>> start Provided records

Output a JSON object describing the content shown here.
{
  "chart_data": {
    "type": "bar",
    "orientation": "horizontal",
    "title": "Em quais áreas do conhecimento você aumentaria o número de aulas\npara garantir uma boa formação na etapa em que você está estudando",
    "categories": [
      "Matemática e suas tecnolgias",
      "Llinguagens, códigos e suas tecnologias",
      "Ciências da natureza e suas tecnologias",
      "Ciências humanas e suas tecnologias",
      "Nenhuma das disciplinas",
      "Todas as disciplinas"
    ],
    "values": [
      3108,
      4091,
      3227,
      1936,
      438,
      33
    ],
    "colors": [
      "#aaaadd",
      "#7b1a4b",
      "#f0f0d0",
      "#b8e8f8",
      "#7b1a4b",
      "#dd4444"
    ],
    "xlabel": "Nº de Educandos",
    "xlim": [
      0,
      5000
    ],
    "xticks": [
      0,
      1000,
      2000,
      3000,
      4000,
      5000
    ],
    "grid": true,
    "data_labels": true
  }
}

>> end Provided records

Copy down the whole of the data above, matching it exactly.

Output a JSON object describing the content shown here.
{
  "chart_data": {
    "type": "bar",
    "orientation": "horizontal",
    "title": "Em quais áreas do conhecimento você aumentaria o número de aulas\npara garantir uma boa formação na etapa em que você está estudando",
    "categories": [
      "Matemática e suas tecnolgias",
      "Llinguagens, códigos e suas tecnologias",
      "Ciências da natureza e suas tecnologias",
      "Ciências humanas e suas tecnologias",
      "Nenhuma das disciplinas",
      "Todas as disciplinas"
    ],
    "values": [
      3108,
      4091,
      3227,
      1936,
      438,
      33
    ],
    "colors": [
      "#aaaadd",
      "#7b1a4b",
      "#f0f0d0",
      "#b8e8f8",
      "#7b1a4b",
      "#dd4444"
    ],
    "xlabel": "Nº de Educandos",
    "xlim": [
      0,
      5000
    ],
    "xticks": [
      0,
      1000,
      2000,
      3000,
      4000,
      5000
    ],
    "grid": true,
    "data_labels": true
  }
}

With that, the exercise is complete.